Write out each entry again. Keep every word exactly as it is.

- - - -

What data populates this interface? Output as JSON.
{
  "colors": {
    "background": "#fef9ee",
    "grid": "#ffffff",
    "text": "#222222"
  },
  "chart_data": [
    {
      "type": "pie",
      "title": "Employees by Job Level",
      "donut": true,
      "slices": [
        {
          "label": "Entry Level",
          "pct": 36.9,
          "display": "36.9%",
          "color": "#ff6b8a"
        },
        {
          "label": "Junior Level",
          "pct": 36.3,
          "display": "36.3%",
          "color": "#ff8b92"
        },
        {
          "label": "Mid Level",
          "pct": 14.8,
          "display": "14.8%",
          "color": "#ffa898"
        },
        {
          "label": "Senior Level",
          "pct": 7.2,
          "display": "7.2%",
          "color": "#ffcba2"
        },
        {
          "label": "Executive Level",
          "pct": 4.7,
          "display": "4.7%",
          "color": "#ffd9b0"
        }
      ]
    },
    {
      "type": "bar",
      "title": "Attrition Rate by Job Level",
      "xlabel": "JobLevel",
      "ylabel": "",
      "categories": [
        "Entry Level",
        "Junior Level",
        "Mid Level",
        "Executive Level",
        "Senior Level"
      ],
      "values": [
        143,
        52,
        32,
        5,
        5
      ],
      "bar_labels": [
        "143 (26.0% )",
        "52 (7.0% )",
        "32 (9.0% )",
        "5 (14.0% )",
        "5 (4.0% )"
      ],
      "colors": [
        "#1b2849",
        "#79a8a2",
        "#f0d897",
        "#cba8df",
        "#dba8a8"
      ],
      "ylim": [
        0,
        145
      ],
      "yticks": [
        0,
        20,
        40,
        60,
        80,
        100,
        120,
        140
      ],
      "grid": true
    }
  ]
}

- - - -

• **Solution**
What data populates this interface? Output as JSON.
{
  "colors": {
    "background": "#fef9ee",
    "grid": "#ffffff",
    "text": "#222222"
  },
  "chart_data": [
    {
      "type": "pie",
      "title": "Employees by Job Level",
      "donut": true,
      "slices": [
        {
          "label": "Entry Level",
          "pct": 36.9,
          "display": "36.9%",
          "color": "#ff6b8a"
        },
        {
          "label": "Junior Level",
          "pct": 36.3,
          "display": "36.3%",
          "color": "#ff8b92"
        },
        {
          "label": "Mid Level",
          "pct": 14.8,
          "display": "14.8%",
          "color": "#ffa898"
        },
        {
          "label": "Senior Level",
          "pct": 7.2,
          "display": "7.2%",
          "color": "#ffcba2"
        },
        {
          "label": "Executive Level",
          "pct": 4.7,
          "display": "4.7%",
          "color": "#ffd9b0"
        }
      ]
    },
    {
      "type": "bar",
      "title": "Attrition Rate by Job Level",
      "xlabel": "JobLevel",
      "ylabel": "",
      "categories": [
        "Entry Level",
        "Junior Level",
        "Mid Level",
        "Executive Level",
        "Senior Level"
      ],
      "values": [
        143,
        52,
        32,
        5,
        5
      ],
      "bar_labels": [
        "143 (26.0% )",
        "52 (7.0% )",
        "32 (9.0% )",
        "5 (14.0% )",
        "5 (4.0% )"
      ],
      "colors": [
        "#1b2849",
        "#79a8a2",
        "#f0d897",
        "#cba8df",
        "#dba8a8"
      ],
      "ylim": [
        0,
        145
      ],
      "yticks": [
        0,
        20,
        40,
        60,
        80,
        100,
        120,
        140
      ],
      "grid": true
    }
  ]
}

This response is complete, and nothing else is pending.